→ **Task details**
Pull out each line of the records holding the string "devices".
# Start of The data
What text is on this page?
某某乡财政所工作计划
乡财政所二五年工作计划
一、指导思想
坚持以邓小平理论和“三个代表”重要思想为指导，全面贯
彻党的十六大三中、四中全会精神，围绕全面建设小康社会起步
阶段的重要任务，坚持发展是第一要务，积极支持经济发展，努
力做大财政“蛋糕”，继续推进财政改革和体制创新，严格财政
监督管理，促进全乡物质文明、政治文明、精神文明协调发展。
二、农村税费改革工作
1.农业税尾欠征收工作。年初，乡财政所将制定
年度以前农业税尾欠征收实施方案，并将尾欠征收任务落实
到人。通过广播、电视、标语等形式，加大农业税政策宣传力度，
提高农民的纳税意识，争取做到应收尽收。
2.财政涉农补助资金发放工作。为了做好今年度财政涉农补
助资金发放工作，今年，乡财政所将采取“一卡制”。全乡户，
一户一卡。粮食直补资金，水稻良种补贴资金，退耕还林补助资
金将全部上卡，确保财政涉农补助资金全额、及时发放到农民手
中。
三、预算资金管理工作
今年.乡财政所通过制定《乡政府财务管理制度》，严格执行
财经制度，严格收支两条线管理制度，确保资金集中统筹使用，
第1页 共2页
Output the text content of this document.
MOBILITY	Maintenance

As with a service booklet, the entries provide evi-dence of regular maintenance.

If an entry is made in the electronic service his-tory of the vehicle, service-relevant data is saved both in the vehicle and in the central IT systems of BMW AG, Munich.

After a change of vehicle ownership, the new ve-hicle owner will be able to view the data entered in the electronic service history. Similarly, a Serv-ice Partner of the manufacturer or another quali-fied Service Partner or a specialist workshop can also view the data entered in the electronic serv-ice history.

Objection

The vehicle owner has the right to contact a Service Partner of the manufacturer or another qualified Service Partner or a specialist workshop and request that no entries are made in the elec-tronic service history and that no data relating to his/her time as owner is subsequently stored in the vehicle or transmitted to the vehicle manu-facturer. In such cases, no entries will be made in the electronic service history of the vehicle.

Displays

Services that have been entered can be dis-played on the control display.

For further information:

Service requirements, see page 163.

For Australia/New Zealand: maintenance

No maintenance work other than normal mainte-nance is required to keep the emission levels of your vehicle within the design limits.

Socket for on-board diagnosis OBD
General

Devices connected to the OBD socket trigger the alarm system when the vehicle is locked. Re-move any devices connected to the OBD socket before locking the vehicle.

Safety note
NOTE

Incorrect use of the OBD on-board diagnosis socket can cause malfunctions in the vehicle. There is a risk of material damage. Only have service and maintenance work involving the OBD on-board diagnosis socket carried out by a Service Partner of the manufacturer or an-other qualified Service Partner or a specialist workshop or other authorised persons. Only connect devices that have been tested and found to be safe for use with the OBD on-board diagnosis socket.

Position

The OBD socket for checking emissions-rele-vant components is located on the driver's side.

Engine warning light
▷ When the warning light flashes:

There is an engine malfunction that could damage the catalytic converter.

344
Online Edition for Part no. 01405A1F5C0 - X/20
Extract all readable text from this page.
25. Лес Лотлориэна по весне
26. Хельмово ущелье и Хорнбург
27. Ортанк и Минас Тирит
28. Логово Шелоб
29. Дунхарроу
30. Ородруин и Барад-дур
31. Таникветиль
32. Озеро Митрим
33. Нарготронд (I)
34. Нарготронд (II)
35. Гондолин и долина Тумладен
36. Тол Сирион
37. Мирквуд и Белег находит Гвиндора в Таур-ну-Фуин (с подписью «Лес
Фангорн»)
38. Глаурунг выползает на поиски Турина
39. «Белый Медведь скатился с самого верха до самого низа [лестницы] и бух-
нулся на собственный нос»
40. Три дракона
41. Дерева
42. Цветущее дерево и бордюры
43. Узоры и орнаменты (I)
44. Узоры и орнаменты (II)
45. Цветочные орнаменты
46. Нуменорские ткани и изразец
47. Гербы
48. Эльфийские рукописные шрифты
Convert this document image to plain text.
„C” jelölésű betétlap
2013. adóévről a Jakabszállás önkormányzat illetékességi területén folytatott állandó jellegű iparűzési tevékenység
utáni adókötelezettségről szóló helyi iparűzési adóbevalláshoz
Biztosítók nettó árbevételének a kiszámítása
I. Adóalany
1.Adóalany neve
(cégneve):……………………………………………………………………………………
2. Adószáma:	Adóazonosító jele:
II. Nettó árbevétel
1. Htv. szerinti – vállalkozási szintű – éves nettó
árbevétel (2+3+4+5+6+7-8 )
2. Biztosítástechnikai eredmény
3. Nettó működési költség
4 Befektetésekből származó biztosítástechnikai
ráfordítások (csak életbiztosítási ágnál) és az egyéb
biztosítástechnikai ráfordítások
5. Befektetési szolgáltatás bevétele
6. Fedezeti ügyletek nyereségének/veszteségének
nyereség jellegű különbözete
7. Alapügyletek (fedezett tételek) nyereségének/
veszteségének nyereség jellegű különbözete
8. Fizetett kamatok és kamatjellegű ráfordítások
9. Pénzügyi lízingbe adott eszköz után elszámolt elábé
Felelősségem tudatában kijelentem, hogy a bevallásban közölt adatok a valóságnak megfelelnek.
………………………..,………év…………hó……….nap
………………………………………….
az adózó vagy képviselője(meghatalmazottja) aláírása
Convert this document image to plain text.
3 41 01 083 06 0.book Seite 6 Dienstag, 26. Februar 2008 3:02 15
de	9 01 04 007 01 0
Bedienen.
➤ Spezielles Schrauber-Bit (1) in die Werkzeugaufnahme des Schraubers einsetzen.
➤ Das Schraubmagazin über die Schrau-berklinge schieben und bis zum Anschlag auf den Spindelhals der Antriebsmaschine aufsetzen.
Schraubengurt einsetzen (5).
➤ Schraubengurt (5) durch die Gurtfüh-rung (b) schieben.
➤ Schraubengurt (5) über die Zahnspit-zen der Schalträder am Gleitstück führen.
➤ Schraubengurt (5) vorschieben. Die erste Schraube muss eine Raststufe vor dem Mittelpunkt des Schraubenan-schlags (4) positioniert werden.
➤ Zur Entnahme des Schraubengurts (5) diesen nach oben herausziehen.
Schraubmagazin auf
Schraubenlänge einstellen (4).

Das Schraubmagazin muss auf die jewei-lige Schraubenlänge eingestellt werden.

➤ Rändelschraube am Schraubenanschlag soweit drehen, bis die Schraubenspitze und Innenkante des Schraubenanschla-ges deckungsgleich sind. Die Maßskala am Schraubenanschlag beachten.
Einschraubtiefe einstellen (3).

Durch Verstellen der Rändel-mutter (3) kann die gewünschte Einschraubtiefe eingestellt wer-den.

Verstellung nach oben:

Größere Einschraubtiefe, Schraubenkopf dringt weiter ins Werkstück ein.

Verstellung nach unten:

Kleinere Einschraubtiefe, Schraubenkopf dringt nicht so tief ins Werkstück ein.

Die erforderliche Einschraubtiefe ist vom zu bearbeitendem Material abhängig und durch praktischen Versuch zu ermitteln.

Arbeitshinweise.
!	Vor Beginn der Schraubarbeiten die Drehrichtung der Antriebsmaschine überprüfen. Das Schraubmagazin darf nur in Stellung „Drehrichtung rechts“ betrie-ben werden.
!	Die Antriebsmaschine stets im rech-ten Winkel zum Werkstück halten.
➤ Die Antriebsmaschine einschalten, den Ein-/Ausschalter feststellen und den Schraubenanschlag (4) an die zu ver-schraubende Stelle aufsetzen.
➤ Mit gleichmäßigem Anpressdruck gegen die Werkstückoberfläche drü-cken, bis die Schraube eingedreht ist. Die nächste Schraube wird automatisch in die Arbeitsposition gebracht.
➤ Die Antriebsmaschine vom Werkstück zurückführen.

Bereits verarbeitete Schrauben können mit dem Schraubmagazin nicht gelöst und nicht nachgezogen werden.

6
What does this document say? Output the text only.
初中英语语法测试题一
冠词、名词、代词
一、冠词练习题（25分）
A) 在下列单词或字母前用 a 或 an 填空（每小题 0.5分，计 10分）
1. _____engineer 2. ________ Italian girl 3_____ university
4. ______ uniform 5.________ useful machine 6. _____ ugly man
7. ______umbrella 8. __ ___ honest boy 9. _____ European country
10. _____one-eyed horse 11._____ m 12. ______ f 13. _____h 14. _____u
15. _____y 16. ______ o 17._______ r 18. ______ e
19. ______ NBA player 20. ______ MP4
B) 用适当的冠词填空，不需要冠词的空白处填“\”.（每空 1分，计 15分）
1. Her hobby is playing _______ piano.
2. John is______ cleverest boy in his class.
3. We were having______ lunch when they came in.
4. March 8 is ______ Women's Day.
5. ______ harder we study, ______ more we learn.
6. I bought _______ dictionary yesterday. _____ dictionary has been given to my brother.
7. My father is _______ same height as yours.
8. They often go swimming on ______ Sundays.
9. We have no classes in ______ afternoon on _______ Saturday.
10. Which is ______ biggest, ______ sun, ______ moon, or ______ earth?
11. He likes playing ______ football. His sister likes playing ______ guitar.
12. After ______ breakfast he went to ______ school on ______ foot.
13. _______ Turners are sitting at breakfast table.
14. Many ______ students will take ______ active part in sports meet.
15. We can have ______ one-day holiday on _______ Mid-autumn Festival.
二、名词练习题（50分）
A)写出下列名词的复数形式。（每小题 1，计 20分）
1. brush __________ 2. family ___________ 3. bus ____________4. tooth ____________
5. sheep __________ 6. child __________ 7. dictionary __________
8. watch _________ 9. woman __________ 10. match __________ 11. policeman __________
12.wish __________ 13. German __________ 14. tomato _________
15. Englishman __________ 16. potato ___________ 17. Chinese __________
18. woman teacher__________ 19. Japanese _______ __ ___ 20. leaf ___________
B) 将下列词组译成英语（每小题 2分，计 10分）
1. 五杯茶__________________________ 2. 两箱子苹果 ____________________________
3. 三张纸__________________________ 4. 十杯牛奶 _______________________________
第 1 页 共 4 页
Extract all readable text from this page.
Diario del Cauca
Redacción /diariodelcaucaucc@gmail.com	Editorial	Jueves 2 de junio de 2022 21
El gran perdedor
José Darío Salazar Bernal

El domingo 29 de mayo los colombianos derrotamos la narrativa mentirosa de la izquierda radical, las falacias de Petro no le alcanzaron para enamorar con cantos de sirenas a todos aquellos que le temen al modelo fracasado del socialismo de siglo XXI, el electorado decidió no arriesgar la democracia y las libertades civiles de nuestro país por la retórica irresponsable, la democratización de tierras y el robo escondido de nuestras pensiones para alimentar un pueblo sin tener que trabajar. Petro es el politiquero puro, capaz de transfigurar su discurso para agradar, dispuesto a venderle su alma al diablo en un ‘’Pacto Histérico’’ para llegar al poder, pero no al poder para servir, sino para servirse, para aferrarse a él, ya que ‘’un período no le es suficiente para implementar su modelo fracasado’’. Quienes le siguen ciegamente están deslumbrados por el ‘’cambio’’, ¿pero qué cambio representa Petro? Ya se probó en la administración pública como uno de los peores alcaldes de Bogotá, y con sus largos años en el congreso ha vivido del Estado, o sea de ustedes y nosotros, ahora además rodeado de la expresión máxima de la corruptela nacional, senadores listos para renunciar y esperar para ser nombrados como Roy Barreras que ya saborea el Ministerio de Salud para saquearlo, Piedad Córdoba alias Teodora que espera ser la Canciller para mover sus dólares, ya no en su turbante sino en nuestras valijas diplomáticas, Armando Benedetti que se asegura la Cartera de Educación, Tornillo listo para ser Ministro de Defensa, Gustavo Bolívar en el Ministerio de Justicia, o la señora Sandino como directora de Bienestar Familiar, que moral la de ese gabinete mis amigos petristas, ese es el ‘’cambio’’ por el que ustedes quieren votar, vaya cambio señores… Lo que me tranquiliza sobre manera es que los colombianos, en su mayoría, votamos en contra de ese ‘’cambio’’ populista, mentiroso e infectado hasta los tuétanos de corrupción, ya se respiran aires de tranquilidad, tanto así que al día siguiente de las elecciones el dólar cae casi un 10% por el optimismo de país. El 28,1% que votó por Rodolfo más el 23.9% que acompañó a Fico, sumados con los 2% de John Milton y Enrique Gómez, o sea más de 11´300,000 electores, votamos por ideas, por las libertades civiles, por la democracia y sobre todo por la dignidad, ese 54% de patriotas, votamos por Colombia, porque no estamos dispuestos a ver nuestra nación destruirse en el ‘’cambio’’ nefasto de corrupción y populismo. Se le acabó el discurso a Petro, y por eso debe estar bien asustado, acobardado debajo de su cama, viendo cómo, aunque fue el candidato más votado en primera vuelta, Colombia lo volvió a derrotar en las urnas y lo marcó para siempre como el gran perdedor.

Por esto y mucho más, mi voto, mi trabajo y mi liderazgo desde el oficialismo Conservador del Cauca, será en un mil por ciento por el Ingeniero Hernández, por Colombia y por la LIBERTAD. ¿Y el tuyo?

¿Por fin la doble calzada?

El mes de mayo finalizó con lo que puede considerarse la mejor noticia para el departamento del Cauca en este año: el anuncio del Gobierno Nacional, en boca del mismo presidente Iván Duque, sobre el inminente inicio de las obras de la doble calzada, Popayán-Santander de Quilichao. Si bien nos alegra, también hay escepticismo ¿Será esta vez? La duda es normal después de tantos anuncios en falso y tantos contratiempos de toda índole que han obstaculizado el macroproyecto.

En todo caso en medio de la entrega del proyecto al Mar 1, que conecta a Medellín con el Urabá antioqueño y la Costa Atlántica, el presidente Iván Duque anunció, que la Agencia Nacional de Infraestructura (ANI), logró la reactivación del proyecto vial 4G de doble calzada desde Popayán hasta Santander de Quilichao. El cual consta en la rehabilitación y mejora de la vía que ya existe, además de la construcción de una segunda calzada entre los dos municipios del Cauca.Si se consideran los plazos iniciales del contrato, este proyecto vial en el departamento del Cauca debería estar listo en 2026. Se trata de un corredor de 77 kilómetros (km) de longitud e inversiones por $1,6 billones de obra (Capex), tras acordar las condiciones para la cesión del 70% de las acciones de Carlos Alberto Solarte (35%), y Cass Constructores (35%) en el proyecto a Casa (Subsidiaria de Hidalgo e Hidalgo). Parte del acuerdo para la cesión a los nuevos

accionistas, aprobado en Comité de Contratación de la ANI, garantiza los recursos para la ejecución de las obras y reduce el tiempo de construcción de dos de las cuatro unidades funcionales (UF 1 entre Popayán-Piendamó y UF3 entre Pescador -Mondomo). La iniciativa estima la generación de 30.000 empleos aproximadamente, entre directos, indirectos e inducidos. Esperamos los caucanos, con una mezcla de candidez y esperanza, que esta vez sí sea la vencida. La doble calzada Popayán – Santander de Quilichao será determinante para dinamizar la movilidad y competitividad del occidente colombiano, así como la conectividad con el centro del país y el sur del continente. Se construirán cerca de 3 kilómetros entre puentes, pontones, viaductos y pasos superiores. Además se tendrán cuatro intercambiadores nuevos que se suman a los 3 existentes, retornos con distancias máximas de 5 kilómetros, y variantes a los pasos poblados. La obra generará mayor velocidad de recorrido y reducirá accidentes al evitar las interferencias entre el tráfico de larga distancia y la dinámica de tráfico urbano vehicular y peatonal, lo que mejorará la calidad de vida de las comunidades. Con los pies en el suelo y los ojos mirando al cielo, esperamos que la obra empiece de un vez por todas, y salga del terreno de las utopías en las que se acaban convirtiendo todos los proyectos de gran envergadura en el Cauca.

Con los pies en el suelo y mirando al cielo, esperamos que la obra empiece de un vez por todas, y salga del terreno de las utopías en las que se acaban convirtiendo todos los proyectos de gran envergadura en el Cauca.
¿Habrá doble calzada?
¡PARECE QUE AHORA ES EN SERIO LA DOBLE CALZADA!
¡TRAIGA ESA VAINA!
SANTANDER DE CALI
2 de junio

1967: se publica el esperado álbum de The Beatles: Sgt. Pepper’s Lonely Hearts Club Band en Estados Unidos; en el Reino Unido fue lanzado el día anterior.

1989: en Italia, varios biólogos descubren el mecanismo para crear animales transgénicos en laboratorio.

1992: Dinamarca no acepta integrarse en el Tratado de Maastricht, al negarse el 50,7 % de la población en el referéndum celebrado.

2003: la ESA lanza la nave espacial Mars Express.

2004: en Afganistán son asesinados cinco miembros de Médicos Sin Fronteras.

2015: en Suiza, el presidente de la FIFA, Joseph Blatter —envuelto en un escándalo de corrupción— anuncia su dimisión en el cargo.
# End of The data
→ **Solved problem**
Devices connected to the OBD socket trigger the alarm system when the vehicle is locked. Re-move any devices connected to the OBD socket before locking the vehicle.
Incorrect use of the OBD on-board diagnosis socket can cause malfunctions in the vehicle. There is a risk of material damage. Only have service and maintenance work involving the OBD on-board diagnosis socket carried out by a Service Partner of the manufacturer or an-other qualified Service Partner or a specialist workshop or other authorised persons. Only connect devices that have been tested and found to be safe for use with the OBD on-board diagnosis socket.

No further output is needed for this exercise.